_Exercise requirements_: Write out the entire listing below exactly, with the pictures left out.

_Extracted records_:
────────

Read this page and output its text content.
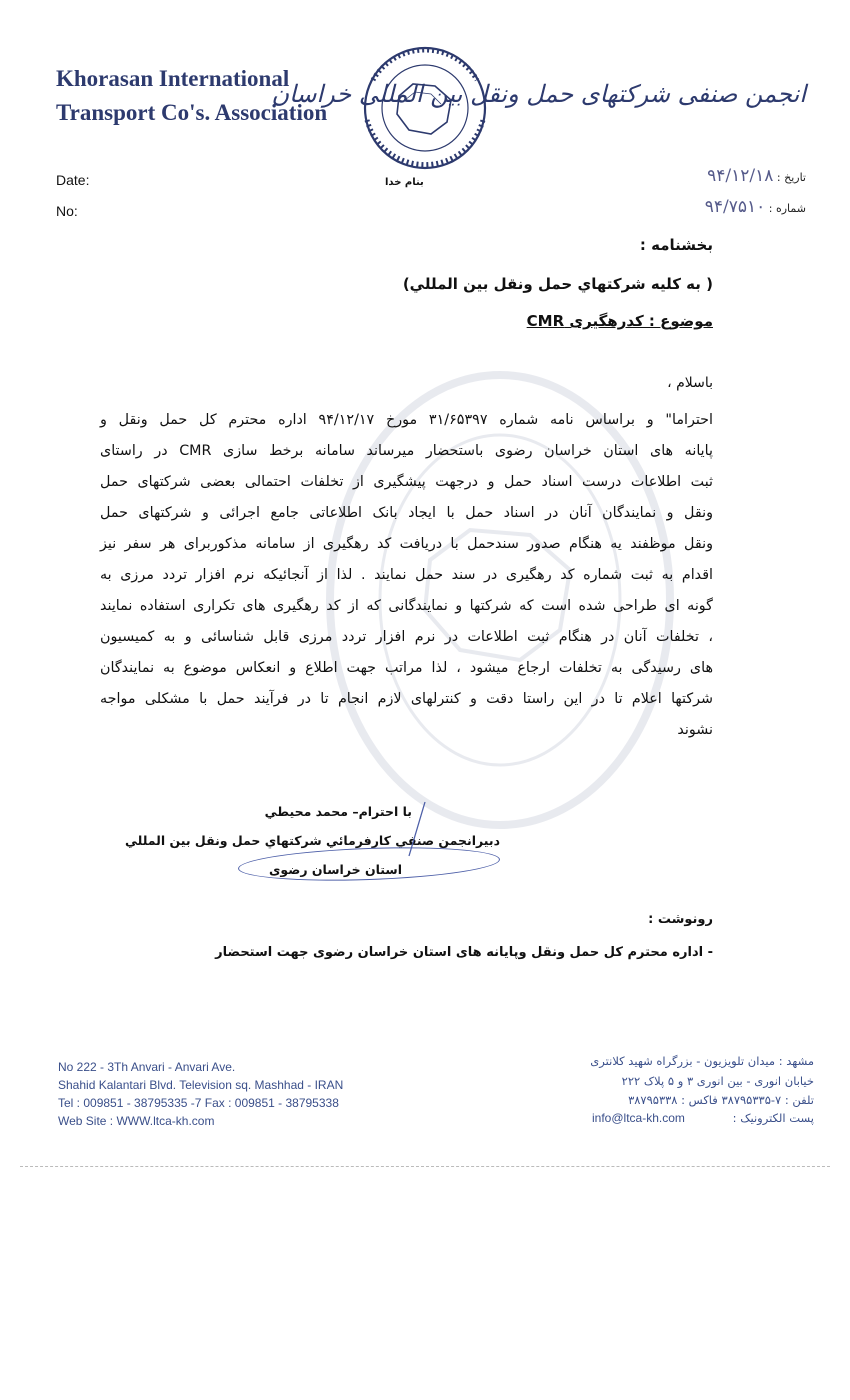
Khorasan International
Transport Co's. Association
بنام خدا
انجمن صنفی شرکتهای حمل ونقل بین المللی خراسان
Date:
No:
تاریخ : ۹۴/۱۲/۱۸
شماره : ۹۴/۷۵۱۰
بخشنامه :
( به کلیه شرکتهاي حمل ونقل بین المللي)
موضوع : کدرهگیری CMR
باسلام ،
احتراما" و براساس نامه شماره ۳۱/۶۵۳۹۷ مورخ ۹۴/۱۲/۱۷ اداره محترم کل حمل ونقل و
پایانه های استان خراسان رضوی باستحضار میرساند سامانه برخط سازی CMR در راستای
ثبت اطلاعات درست اسناد حمل و درجهت پیشگیری از تخلفات احتمالی بعضی شرکتهای حمل
ونقل و نمایندگان آنان در اسناد حمل با ایجاد بانک اطلاعاتی جامع اجرائی و شرکتهای حمل
ونقل موظفند یه هنگام صدور سندحمل با دریافت کد رهگیری از سامانه مذکوربرای هر سفر نیز
اقدام به ثبت شماره کد رهگیری در سند حمل نمایند . لذا از آنجائیکه نرم افزار تردد مرزی به
گونه ای طراحی شده است که شرکتها و نمایندگانی که از کد رهگیری های تکراری استفاده نمایند
، تخلفات آنان در هنگام ثبت اطلاعات در نرم افزار تردد مرزی قابل شناسائی و به کمیسیون
های رسیدگی به تخلفات ارجاع میشود ، لذا مراتب جهت اطلاع و انعکاس موضوع به نمایندگان
شرکتها اعلام تا در این راستا دقت و کنترلهای لازم انجام تا در فرآیند حمل با مشکلی مواجه
نشوند
با احترام– محمد محیطي
دبیرانجمن صنفي کارفرمائي شرکتهاي حمل ونقل بین المللي
استان خراسان رضوی
رونوشت :
- اداره محترم کل حمل ونقل وپایانه های استان خراسان رضوی جهت استحضار
No 222 - 3Th Anvari - Anvari Ave.
Shahid Kalantari Blvd. Television sq. Mashhad - IRAN
Tel : 009851 - 38795335 -7 Fax : 009851 - 38795338
Web Site : WWW.ltca-kh.com
مشهد : میدان تلویزیون - بزرگراه شهید کلانتری
خیابان انوری - بین انوری ۳ و ۵ پلاک ۲۲۲
تلفن : ۷-۳۸۷۹۵۳۳۵ فاکس : ۳۸۷۹۵۳۳۸
پست الکترونیک :
info@ltca-kh.com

────────

_Task answer_:
Read this page and output its text content.
Khorasan International
Transport Co's. Association
بنام خدا
انجمن صنفی شرکتهای حمل ونقل بین المللی خراسان
Date:
No:
تاریخ : ۹۴/۱۲/۱۸
شماره : ۹۴/۷۵۱۰
بخشنامه :
( به کلیه شرکتهاي حمل ونقل بین المللي)
موضوع : کدرهگیری CMR
باسلام ،
احتراما" و براساس نامه شماره ۳۱/۶۵۳۹۷ مورخ ۹۴/۱۲/۱۷ اداره محترم کل حمل ونقل و
پایانه های استان خراسان رضوی باستحضار میرساند سامانه برخط سازی CMR در راستای
ثبت اطلاعات درست اسناد حمل و درجهت پیشگیری از تخلفات احتمالی بعضی شرکتهای حمل
ونقل و نمایندگان آنان در اسناد حمل با ایجاد بانک اطلاعاتی جامع اجرائی و شرکتهای حمل
ونقل موظفند یه هنگام صدور سندحمل با دریافت کد رهگیری از سامانه مذکوربرای هر سفر نیز
اقدام به ثبت شماره کد رهگیری در سند حمل نمایند . لذا از آنجائیکه نرم افزار تردد مرزی به
گونه ای طراحی شده است که شرکتها و نمایندگانی که از کد رهگیری های تکراری استفاده نمایند
، تخلفات آنان در هنگام ثبت اطلاعات در نرم افزار تردد مرزی قابل شناسائی و به کمیسیون
های رسیدگی به تخلفات ارجاع میشود ، لذا مراتب جهت اطلاع و انعکاس موضوع به نمایندگان
شرکتها اعلام تا در این راستا دقت و کنترلهای لازم انجام تا در فرآیند حمل با مشکلی مواجه
نشوند
با احترام– محمد محیطي
دبیرانجمن صنفي کارفرمائي شرکتهاي حمل ونقل بین المللي
استان خراسان رضوی
رونوشت :
- اداره محترم کل حمل ونقل وپایانه های استان خراسان رضوی جهت استحضار
No 222 - 3Th Anvari - Anvari Ave.
Shahid Kalantari Blvd. Television sq. Mashhad - IRAN
Tel : 009851 - 38795335 -7 Fax : 009851 - 38795338
Web Site : WWW.ltca-kh.com
مشهد : میدان تلویزیون - بزرگراه شهید کلانتری
خیابان انوری - بین انوری ۳ و ۵ پلاک ۲۲۲
تلفن : ۷-۳۸۷۹۵۳۳۵ فاکس : ۳۸۷۹۵۳۳۸
پست الکترونیک :
info@ltca-kh.com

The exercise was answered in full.